Exercise
All records should be reproduced verbatim.

Task input

-*-*-

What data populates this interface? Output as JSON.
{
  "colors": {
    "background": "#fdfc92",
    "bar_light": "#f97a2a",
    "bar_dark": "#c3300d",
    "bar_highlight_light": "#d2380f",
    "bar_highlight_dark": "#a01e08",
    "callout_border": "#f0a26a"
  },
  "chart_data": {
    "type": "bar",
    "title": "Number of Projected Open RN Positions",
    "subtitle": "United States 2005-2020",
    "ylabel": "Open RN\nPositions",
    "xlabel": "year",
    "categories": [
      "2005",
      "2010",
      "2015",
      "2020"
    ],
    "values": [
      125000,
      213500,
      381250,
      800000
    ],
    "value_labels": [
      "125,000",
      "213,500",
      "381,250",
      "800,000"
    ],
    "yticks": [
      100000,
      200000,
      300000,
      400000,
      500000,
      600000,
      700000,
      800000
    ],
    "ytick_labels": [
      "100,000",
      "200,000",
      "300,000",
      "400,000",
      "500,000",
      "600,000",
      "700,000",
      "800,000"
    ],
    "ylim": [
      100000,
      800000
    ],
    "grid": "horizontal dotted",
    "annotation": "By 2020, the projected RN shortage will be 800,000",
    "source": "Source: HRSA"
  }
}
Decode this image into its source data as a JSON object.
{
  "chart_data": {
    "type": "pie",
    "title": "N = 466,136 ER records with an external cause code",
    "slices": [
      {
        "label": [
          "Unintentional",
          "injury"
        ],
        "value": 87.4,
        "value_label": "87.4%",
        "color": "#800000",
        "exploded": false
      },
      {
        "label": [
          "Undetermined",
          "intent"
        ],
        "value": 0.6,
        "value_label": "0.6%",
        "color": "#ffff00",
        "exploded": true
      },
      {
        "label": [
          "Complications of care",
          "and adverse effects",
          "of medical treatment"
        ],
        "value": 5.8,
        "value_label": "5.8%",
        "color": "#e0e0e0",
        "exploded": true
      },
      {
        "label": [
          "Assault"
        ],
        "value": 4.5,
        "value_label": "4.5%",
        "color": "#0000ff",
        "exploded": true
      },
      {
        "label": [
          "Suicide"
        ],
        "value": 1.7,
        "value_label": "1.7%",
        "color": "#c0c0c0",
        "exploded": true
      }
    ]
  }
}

-*-*-

Written answer
What data populates this interface? Output as JSON.
{
  "colors": {
    "background": "#fdfc92",
    "bar_light": "#f97a2a",
    "bar_dark": "#c3300d",
    "bar_highlight_light": "#d2380f",
    "bar_highlight_dark": "#a01e08",
    "callout_border": "#f0a26a"
  },
  "chart_data": {
    "type": "bar",
    "title": "Number of Projected Open RN Positions",
    "subtitle": "United States 2005-2020",
    "ylabel": "Open RN\nPositions",
    "xlabel": "year",
    "categories": [
      "2005",
      "2010",
      "2015",
      "2020"
    ],
    "values": [
      125000,
      213500,
      381250,
      800000
    ],
    "value_labels": [
      "125,000",
      "213,500",
      "381,250",
      "800,000"
    ],
    "yticks": [
      100000,
      200000,
      300000,
      400000,
      500000,
      600000,
      700000,
      800000
    ],
    "ytick_labels": [
      "100,000",
      "200,000",
      "300,000",
      "400,000",
      "500,000",
      "600,000",
      "700,000",
      "800,000"
    ],
    "ylim": [
      100000,
      800000
    ],
    "grid": "horizontal dotted",
    "annotation": "By 2020, the projected RN shortage will be 800,000",
    "source": "Source: HRSA"
  }
}
Decode this image into its source data as a JSON object.
{
  "chart_data": {
    "type": "pie",
    "title": "N = 466,136 ER records with an external cause code",
    "slices": [
      {
        "label": [
          "Unintentional",
          "injury"
        ],
        "value": 87.4,
        "value_label": "87.4%",
        "color": "#800000",
        "exploded": false
      },
      {
        "label": [
          "Undetermined",
          "intent"
        ],
        "value": 0.6,
        "value_label": "0.6%",
        "color": "#ffff00",
        "exploded": true
      },
      {
        "label": [
          "Complications of care",
          "and adverse effects",
          "of medical treatment"
        ],
        "value": 5.8,
        "value_label": "5.8%",
        "color": "#e0e0e0",
        "exploded": true
      },
      {
        "label": [
          "Assault"
        ],
        "value": 4.5,
        "value_label": "4.5%",
        "color": "#0000ff",
        "exploded": true
      },
      {
        "label": [
          "Suicide"
        ],
        "value": 1.7,
        "value_label": "1.7%",
        "color": "#c0c0c0",
        "exploded": true
      }
    ]
  }
}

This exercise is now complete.